### ACTION ITEM
Which of the lines in the records below hold the string "trưởng"? Copy every one of them.
(DATA RECORDS begins)
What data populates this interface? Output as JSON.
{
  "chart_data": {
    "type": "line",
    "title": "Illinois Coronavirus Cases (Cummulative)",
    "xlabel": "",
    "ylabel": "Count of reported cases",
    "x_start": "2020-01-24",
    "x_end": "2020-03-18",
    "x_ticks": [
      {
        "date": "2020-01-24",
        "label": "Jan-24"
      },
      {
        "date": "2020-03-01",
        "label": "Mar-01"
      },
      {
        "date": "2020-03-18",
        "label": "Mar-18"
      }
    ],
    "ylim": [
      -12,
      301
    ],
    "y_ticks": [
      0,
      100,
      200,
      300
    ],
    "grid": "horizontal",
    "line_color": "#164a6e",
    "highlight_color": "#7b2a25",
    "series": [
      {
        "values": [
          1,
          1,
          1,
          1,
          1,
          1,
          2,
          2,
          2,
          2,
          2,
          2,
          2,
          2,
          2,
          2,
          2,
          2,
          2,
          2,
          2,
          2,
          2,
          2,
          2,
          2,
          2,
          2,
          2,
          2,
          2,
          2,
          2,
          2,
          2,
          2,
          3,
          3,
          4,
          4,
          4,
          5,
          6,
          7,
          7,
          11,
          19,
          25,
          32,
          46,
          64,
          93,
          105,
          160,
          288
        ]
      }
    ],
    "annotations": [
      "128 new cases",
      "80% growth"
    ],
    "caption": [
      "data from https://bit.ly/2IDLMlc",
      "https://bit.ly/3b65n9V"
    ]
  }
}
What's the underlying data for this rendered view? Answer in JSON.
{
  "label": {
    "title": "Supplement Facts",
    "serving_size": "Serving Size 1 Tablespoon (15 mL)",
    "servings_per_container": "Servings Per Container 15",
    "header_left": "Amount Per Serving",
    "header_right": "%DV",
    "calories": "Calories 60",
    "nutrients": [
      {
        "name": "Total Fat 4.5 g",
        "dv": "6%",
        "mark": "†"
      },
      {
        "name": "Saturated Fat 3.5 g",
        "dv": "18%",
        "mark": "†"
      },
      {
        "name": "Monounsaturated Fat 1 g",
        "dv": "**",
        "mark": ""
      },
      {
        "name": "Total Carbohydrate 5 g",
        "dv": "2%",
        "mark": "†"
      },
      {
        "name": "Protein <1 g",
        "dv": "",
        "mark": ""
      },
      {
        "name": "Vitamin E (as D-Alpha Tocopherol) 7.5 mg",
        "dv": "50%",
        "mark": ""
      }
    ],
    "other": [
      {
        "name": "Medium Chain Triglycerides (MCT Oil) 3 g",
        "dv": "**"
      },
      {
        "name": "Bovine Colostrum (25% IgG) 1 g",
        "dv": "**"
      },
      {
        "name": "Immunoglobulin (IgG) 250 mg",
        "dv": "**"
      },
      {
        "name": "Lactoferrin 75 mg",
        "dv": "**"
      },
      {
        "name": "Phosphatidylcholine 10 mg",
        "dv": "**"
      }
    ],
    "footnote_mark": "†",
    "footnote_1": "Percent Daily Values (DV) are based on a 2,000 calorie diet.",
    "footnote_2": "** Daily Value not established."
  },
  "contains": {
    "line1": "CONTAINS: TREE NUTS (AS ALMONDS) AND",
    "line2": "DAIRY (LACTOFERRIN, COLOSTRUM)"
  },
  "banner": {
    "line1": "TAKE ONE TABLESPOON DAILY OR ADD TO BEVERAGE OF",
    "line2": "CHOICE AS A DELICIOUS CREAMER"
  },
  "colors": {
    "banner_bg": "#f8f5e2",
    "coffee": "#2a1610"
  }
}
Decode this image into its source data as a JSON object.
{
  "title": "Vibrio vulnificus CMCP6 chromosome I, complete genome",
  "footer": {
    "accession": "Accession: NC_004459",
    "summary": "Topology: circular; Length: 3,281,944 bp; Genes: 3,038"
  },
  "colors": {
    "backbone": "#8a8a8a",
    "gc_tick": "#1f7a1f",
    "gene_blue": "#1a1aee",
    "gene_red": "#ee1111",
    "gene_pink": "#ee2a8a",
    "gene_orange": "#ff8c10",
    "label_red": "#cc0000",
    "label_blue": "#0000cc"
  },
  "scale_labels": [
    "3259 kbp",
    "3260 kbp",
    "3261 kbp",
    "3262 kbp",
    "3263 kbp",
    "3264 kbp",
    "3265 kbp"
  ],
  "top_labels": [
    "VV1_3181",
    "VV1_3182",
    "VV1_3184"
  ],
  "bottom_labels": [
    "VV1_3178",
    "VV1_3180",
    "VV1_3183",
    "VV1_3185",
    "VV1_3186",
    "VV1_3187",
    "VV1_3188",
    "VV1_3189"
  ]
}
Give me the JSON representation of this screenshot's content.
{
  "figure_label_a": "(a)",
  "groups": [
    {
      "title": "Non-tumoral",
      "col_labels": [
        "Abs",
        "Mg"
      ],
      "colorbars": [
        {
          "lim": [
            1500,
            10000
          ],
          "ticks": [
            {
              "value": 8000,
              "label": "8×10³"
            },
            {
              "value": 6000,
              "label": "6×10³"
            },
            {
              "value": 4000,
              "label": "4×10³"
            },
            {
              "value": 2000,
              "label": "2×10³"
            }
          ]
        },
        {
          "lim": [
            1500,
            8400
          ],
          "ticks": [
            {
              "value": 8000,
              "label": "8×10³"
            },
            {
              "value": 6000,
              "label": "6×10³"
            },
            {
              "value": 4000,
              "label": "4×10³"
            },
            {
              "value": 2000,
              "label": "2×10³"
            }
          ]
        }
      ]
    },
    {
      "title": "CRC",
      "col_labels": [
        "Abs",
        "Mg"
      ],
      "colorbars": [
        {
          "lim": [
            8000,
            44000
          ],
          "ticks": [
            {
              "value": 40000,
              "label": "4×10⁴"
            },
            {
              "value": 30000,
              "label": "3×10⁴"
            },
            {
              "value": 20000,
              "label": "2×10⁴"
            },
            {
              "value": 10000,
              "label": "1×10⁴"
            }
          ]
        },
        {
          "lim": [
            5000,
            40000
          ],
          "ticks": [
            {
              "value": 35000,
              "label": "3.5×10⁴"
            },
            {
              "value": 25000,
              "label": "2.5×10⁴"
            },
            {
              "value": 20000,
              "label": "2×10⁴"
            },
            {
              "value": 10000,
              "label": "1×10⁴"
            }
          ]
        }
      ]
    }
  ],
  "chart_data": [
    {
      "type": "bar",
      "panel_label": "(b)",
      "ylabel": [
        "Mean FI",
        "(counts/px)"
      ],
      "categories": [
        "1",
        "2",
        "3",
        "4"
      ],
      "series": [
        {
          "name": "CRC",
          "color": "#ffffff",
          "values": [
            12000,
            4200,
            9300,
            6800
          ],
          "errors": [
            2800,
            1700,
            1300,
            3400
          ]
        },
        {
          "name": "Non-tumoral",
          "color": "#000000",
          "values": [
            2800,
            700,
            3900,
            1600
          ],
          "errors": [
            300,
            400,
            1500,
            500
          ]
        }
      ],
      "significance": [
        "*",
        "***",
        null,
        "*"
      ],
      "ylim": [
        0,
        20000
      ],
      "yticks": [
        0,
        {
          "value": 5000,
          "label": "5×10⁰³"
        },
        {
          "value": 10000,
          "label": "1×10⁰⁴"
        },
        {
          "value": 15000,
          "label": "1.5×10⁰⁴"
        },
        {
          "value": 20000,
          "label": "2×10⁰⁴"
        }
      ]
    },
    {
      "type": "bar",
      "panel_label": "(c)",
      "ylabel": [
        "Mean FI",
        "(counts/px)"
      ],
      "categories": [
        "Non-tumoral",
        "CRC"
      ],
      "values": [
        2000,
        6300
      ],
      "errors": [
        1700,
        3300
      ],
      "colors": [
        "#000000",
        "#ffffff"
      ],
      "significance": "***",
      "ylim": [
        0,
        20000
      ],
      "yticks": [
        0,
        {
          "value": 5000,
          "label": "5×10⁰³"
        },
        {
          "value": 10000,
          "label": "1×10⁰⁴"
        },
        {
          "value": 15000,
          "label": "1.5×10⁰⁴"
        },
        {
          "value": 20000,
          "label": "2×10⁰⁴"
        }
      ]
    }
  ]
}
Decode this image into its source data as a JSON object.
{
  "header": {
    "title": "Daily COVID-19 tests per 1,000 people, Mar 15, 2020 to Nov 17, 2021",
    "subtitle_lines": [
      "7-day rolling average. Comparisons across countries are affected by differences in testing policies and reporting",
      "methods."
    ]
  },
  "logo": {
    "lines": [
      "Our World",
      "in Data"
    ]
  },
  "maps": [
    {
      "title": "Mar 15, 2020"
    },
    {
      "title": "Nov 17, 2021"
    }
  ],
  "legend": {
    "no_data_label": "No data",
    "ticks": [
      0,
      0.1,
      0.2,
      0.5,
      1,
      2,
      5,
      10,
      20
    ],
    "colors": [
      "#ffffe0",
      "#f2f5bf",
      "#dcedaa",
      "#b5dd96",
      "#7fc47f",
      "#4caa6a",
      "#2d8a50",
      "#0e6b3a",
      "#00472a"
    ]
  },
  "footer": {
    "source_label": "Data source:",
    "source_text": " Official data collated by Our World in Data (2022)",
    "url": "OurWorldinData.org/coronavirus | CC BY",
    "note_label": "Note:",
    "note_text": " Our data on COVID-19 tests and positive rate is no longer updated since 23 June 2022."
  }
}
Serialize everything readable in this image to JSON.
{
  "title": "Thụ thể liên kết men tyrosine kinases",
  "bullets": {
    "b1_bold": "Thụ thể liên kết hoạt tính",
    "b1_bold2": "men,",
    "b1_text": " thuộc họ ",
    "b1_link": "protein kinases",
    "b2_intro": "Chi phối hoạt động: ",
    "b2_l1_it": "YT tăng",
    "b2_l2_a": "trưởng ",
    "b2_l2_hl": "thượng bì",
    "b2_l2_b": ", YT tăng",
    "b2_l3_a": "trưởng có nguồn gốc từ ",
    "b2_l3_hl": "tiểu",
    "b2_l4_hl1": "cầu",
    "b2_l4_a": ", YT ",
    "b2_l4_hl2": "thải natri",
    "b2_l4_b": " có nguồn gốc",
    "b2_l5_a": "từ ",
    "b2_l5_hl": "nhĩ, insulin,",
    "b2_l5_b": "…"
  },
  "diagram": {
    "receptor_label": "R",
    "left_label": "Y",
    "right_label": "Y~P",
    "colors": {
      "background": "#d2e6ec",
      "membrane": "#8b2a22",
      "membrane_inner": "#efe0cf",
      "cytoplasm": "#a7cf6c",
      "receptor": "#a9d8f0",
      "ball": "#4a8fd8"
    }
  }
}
(DATA RECORDS ends)
### RESPONSE AREA
    "b2_l2_a": "trưởng ",
    "b2_l3_a": "trưởng có nguồn gốc từ ",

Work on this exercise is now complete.